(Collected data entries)
--
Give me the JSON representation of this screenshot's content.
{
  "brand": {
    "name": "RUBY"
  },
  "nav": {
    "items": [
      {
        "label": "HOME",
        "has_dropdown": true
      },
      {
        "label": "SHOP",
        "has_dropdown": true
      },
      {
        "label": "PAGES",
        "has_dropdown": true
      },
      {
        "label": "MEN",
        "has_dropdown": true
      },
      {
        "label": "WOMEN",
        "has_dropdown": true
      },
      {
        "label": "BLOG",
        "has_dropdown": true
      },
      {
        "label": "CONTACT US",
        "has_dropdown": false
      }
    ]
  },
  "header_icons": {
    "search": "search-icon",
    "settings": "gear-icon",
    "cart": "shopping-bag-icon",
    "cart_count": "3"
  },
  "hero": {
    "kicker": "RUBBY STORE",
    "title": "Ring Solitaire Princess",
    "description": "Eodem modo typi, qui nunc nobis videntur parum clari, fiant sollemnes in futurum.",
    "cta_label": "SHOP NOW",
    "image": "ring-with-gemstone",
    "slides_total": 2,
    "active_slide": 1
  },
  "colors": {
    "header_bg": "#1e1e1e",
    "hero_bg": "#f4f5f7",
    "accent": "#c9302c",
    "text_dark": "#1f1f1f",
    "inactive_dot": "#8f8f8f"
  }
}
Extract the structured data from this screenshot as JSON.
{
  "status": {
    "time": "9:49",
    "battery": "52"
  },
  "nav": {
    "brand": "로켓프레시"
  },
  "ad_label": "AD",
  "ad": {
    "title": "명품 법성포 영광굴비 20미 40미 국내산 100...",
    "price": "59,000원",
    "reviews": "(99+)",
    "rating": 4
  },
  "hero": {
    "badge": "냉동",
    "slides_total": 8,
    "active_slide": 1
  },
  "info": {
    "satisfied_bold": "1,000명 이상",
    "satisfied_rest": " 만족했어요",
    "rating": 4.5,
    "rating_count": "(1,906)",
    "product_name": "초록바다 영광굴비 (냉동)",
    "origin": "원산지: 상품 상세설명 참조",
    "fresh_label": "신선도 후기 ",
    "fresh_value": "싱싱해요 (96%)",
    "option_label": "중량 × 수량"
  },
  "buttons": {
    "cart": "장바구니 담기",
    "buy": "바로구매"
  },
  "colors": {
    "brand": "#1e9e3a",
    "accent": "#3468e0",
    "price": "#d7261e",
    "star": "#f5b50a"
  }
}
--
_Task brief_
Transcribe the records above exactly as they appear.

_Answer for the task_
Give me the JSON representation of this screenshot's content.
{
  "brand": {
    "name": "RUBY"
  },
  "nav": {
    "items": [
      {
        "label": "HOME",
        "has_dropdown": true
      },
      {
        "label": "SHOP",
        "has_dropdown": true
      },
      {
        "label": "PAGES",
        "has_dropdown": true
      },
      {
        "label": "MEN",
        "has_dropdown": true
      },
      {
        "label": "WOMEN",
        "has_dropdown": true
      },
      {
        "label": "BLOG",
        "has_dropdown": true
      },
      {
        "label": "CONTACT US",
        "has_dropdown": false
      }
    ]
  },
  "header_icons": {
    "search": "search-icon",
    "settings": "gear-icon",
    "cart": "shopping-bag-icon",
    "cart_count": "3"
  },
  "hero": {
    "kicker": "RUBBY STORE",
    "title": "Ring Solitaire Princess",
    "description": "Eodem modo typi, qui nunc nobis videntur parum clari, fiant sollemnes in futurum.",
    "cta_label": "SHOP NOW",
    "image": "ring-with-gemstone",
    "slides_total": 2,
    "active_slide": 1
  },
  "colors": {
    "header_bg": "#1e1e1e",
    "hero_bg": "#f4f5f7",
    "accent": "#c9302c",
    "text_dark": "#1f1f1f",
    "inactive_dot": "#8f8f8f"
  }
}
Extract the structured data from this screenshot as JSON.
{
  "status": {
    "time": "9:49",
    "battery": "52"
  },
  "nav": {
    "brand": "로켓프레시"
  },
  "ad_label": "AD",
  "ad": {
    "title": "명품 법성포 영광굴비 20미 40미 국내산 100...",
    "price": "59,000원",
    "reviews": "(99+)",
    "rating": 4
  },
  "hero": {
    "badge": "냉동",
    "slides_total": 8,
    "active_slide": 1
  },
  "info": {
    "satisfied_bold": "1,000명 이상",
    "satisfied_rest": " 만족했어요",
    "rating": 4.5,
    "rating_count": "(1,906)",
    "product_name": "초록바다 영광굴비 (냉동)",
    "origin": "원산지: 상품 상세설명 참조",
    "fresh_label": "신선도 후기 ",
    "fresh_value": "싱싱해요 (96%)",
    "option_label": "중량 × 수량"
  },
  "buttons": {
    "cart": "장바구니 담기",
    "buy": "바로구매"
  },
  "colors": {
    "brand": "#1e9e3a",
    "accent": "#3468e0",
    "price": "#d7261e",
    "star": "#f5b50a"
  }
}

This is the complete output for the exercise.